## begin

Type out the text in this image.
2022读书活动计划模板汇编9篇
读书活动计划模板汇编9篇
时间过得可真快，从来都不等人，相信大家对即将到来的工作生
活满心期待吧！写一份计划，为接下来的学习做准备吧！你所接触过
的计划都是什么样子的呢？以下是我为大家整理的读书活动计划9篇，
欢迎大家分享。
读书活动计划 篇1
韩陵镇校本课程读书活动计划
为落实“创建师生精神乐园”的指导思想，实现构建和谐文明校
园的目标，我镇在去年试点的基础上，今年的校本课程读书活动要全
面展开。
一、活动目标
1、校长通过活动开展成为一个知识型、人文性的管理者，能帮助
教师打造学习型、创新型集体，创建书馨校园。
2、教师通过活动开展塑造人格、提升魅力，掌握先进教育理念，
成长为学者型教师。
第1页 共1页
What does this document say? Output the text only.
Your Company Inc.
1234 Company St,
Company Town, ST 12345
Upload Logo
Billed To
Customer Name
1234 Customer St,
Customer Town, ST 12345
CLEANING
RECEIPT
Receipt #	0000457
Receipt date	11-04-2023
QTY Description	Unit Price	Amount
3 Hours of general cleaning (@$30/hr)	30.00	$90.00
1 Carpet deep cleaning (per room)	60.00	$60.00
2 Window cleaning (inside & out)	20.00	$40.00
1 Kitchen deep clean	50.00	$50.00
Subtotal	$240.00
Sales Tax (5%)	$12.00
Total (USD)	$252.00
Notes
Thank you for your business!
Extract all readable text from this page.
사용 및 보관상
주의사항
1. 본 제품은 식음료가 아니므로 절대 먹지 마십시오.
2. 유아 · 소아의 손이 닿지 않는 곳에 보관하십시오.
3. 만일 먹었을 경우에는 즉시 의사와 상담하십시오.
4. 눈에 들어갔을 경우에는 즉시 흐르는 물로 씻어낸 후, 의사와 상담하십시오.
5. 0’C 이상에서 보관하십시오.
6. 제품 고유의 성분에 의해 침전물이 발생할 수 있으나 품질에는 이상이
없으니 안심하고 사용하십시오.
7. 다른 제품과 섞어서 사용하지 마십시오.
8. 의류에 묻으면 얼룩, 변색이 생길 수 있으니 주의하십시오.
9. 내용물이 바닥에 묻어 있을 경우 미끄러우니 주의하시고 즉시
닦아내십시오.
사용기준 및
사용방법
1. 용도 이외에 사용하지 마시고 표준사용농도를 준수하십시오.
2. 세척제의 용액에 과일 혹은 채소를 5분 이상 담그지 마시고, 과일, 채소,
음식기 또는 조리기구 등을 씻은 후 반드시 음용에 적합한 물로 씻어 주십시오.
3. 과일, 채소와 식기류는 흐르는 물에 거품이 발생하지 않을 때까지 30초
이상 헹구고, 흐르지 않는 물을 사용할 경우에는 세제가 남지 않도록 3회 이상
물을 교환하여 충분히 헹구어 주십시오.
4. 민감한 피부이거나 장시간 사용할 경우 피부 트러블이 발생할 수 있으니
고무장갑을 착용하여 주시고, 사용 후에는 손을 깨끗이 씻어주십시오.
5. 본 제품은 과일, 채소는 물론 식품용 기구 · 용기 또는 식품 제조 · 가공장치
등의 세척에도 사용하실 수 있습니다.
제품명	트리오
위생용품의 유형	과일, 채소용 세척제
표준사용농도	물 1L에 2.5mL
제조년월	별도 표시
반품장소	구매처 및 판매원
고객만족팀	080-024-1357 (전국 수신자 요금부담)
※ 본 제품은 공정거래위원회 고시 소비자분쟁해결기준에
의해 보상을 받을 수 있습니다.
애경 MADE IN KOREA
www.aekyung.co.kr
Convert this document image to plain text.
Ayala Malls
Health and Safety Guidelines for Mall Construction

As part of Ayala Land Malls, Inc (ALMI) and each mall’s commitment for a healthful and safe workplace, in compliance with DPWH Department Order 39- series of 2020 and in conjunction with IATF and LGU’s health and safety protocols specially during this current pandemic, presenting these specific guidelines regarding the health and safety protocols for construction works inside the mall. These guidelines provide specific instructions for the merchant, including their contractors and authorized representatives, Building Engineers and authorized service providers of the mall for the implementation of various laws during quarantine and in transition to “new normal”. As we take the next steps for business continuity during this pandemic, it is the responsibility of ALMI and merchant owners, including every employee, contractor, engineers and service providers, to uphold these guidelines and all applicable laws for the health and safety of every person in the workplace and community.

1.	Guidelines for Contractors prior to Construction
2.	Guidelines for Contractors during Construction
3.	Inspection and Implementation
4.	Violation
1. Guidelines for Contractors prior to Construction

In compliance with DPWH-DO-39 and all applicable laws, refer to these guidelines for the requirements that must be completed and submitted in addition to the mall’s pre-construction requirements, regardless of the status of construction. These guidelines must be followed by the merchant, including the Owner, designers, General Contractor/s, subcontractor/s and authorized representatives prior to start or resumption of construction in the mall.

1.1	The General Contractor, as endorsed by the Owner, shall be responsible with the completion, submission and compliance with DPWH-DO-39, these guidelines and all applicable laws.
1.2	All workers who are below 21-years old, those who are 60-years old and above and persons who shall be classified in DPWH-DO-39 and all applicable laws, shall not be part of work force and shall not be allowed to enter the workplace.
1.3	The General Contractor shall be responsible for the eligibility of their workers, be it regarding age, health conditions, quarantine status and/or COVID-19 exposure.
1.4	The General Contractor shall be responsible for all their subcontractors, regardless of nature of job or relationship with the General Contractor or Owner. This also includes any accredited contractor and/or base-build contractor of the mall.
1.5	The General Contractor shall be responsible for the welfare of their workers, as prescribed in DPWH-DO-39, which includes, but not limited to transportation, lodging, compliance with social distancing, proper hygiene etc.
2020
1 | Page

## end

Exercise task: Each line of the listing above should be output exactly.

Full answer:
Type out the text in this image.
2022读书活动计划模板汇编9篇
读书活动计划模板汇编9篇
时间过得可真快，从来都不等人，相信大家对即将到来的工作生
活满心期待吧！写一份计划，为接下来的学习做准备吧！你所接触过
的计划都是什么样子的呢？以下是我为大家整理的读书活动计划9篇，
欢迎大家分享。
读书活动计划 篇1
韩陵镇校本课程读书活动计划
为落实“创建师生精神乐园”的指导思想，实现构建和谐文明校
园的目标，我镇在去年试点的基础上，今年的校本课程读书活动要全
面展开。
一、活动目标
1、校长通过活动开展成为一个知识型、人文性的管理者，能帮助
教师打造学习型、创新型集体，创建书馨校园。
2、教师通过活动开展塑造人格、提升魅力，掌握先进教育理念，
成长为学者型教师。
第1页 共1页
What does this document say? Output the text only.
Your Company Inc.
1234 Company St,
Company Town, ST 12345
Upload Logo
Billed To
Customer Name
1234 Customer St,
Customer Town, ST 12345
CLEANING
RECEIPT
Receipt #	0000457
Receipt date	11-04-2023
QTY Description	Unit Price	Amount
3 Hours of general cleaning (@$30/hr)	30.00	$90.00
1 Carpet deep cleaning (per room)	60.00	$60.00
2 Window cleaning (inside & out)	20.00	$40.00
1 Kitchen deep clean	50.00	$50.00
Subtotal	$240.00
Sales Tax (5%)	$12.00
Total (USD)	$252.00
Notes
Thank you for your business!
Extract all readable text from this page.
사용 및 보관상
주의사항
1. 본 제품은 식음료가 아니므로 절대 먹지 마십시오.
2. 유아 · 소아의 손이 닿지 않는 곳에 보관하십시오.
3. 만일 먹었을 경우에는 즉시 의사와 상담하십시오.
4. 눈에 들어갔을 경우에는 즉시 흐르는 물로 씻어낸 후, 의사와 상담하십시오.
5. 0’C 이상에서 보관하십시오.
6. 제품 고유의 성분에 의해 침전물이 발생할 수 있으나 품질에는 이상이
없으니 안심하고 사용하십시오.
7. 다른 제품과 섞어서 사용하지 마십시오.
8. 의류에 묻으면 얼룩, 변색이 생길 수 있으니 주의하십시오.
9. 내용물이 바닥에 묻어 있을 경우 미끄러우니 주의하시고 즉시
닦아내십시오.
사용기준 및
사용방법
1. 용도 이외에 사용하지 마시고 표준사용농도를 준수하십시오.
2. 세척제의 용액에 과일 혹은 채소를 5분 이상 담그지 마시고, 과일, 채소,
음식기 또는 조리기구 등을 씻은 후 반드시 음용에 적합한 물로 씻어 주십시오.
3. 과일, 채소와 식기류는 흐르는 물에 거품이 발생하지 않을 때까지 30초
이상 헹구고, 흐르지 않는 물을 사용할 경우에는 세제가 남지 않도록 3회 이상
물을 교환하여 충분히 헹구어 주십시오.
4. 민감한 피부이거나 장시간 사용할 경우 피부 트러블이 발생할 수 있으니
고무장갑을 착용하여 주시고, 사용 후에는 손을 깨끗이 씻어주십시오.
5. 본 제품은 과일, 채소는 물론 식품용 기구 · 용기 또는 식품 제조 · 가공장치
등의 세척에도 사용하실 수 있습니다.
제품명	트리오
위생용품의 유형	과일, 채소용 세척제
표준사용농도	물 1L에 2.5mL
제조년월	별도 표시
반품장소	구매처 및 판매원
고객만족팀	080-024-1357 (전국 수신자 요금부담)
※ 본 제품은 공정거래위원회 고시 소비자분쟁해결기준에
의해 보상을 받을 수 있습니다.
애경 MADE IN KOREA
www.aekyung.co.kr
Convert this document image to plain text.
Ayala Malls
Health and Safety Guidelines for Mall Construction

As part of Ayala Land Malls, Inc (ALMI) and each mall’s commitment for a healthful and safe workplace, in compliance with DPWH Department Order 39- series of 2020 and in conjunction with IATF and LGU’s health and safety protocols specially during this current pandemic, presenting these specific guidelines regarding the health and safety protocols for construction works inside the mall. These guidelines provide specific instructions for the merchant, including their contractors and authorized representatives, Building Engineers and authorized service providers of the mall for the implementation of various laws during quarantine and in transition to “new normal”. As we take the next steps for business continuity during this pandemic, it is the responsibility of ALMI and merchant owners, including every employee, contractor, engineers and service providers, to uphold these guidelines and all applicable laws for the health and safety of every person in the workplace and community.

1.	Guidelines for Contractors prior to Construction
2.	Guidelines for Contractors during Construction
3.	Inspection and Implementation
4.	Violation
1. Guidelines for Contractors prior to Construction

In compliance with DPWH-DO-39 and all applicable laws, refer to these guidelines for the requirements that must be completed and submitted in addition to the mall’s pre-construction requirements, regardless of the status of construction. These guidelines must be followed by the merchant, including the Owner, designers, General Contractor/s, subcontractor/s and authorized representatives prior to start or resumption of construction in the mall.

1.1	The General Contractor, as endorsed by the Owner, shall be responsible with the completion, submission and compliance with DPWH-DO-39, these guidelines and all applicable laws.
1.2	All workers who are below 21-years old, those who are 60-years old and above and persons who shall be classified in DPWH-DO-39 and all applicable laws, shall not be part of work force and shall not be allowed to enter the workplace.
1.3	The General Contractor shall be responsible for the eligibility of their workers, be it regarding age, health conditions, quarantine status and/or COVID-19 exposure.
1.4	The General Contractor shall be responsible for all their subcontractors, regardless of nature of job or relationship with the General Contractor or Owner. This also includes any accredited contractor and/or base-build contractor of the mall.
1.5	The General Contractor shall be responsible for the welfare of their workers, as prescribed in DPWH-DO-39, which includes, but not limited to transportation, lodging, compliance with social distancing, proper hygiene etc.
2020
1 | Page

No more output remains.